__Your instructions__
Search the material for "Sensitivity" and show all lines that contain it.

Excerpts from a figure dataset:
%%

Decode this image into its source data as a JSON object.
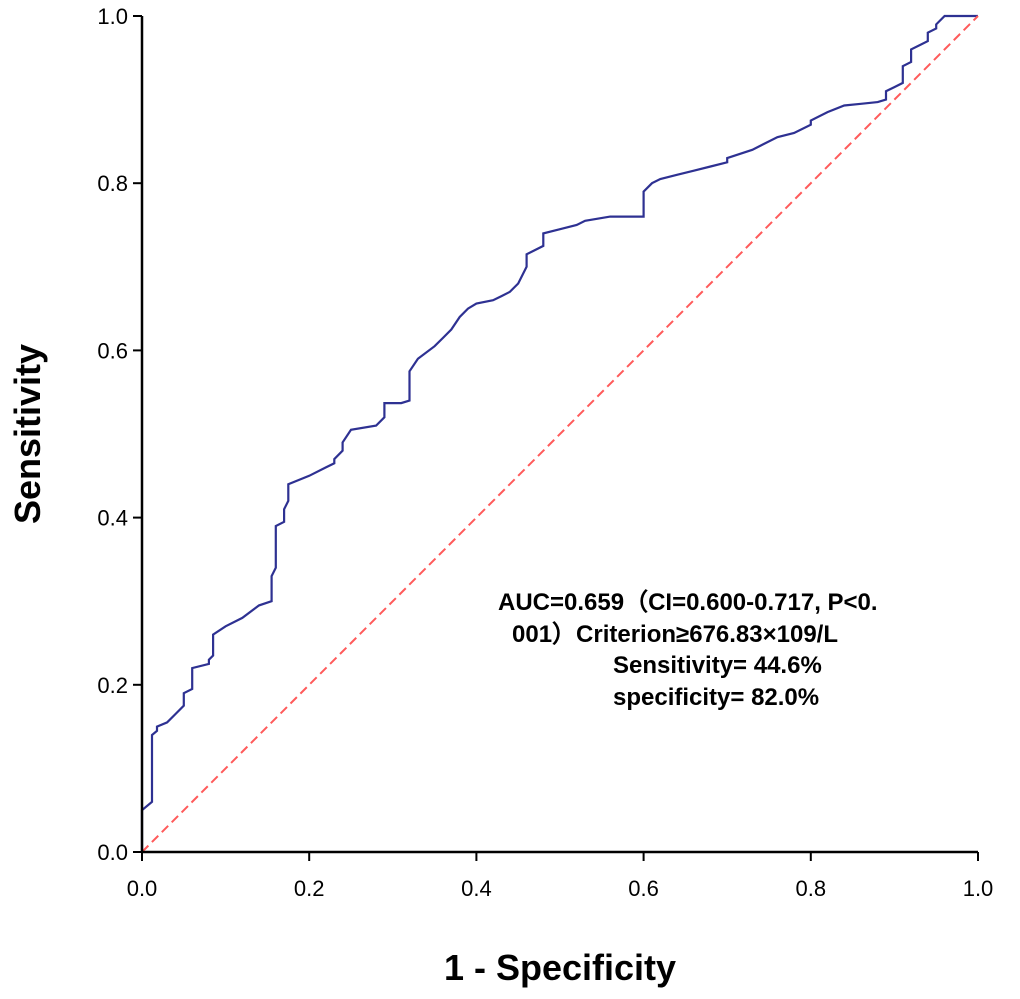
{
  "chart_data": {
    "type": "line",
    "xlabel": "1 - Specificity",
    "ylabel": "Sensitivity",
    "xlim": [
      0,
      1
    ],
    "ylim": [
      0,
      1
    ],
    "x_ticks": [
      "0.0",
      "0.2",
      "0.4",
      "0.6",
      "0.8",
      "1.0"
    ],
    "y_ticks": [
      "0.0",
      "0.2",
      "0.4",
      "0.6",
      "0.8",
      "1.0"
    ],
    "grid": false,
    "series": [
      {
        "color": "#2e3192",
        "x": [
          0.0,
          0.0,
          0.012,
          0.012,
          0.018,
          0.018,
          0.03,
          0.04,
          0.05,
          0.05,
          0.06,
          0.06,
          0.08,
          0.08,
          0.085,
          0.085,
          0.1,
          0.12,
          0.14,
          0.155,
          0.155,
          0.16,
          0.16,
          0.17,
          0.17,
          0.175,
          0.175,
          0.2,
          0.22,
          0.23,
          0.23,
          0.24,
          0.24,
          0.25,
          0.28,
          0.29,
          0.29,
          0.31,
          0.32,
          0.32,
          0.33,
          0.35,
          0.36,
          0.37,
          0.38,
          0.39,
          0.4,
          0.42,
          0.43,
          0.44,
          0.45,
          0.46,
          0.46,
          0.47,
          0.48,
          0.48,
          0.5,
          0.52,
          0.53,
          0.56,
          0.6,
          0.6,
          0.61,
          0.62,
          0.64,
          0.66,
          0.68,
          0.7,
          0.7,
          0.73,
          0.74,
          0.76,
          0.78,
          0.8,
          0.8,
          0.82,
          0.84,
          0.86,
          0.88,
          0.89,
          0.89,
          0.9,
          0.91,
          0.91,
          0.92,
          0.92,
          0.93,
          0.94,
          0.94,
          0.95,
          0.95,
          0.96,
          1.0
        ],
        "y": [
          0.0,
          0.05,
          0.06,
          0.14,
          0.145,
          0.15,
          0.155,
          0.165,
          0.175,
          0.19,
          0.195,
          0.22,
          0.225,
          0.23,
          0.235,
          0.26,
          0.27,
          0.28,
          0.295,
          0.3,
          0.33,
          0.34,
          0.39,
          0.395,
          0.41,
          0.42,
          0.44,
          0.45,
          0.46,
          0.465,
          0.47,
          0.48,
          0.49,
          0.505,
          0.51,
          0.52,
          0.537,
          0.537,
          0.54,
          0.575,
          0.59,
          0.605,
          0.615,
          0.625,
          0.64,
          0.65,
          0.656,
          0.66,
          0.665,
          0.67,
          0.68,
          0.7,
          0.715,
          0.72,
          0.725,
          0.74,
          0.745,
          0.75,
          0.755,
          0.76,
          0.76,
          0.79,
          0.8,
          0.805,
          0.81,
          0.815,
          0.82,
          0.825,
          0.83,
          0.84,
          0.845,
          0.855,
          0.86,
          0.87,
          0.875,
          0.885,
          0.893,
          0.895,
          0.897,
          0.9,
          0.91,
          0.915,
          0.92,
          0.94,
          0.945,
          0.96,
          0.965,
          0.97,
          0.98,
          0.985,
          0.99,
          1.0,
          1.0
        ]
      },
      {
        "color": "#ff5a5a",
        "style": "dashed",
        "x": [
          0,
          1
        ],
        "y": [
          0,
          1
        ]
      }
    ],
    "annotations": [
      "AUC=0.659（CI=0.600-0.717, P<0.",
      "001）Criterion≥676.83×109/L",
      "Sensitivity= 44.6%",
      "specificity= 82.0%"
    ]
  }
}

%%

__Written response__
    "ylabel": "Sensitivity",
      "Sensitivity= 44.6%",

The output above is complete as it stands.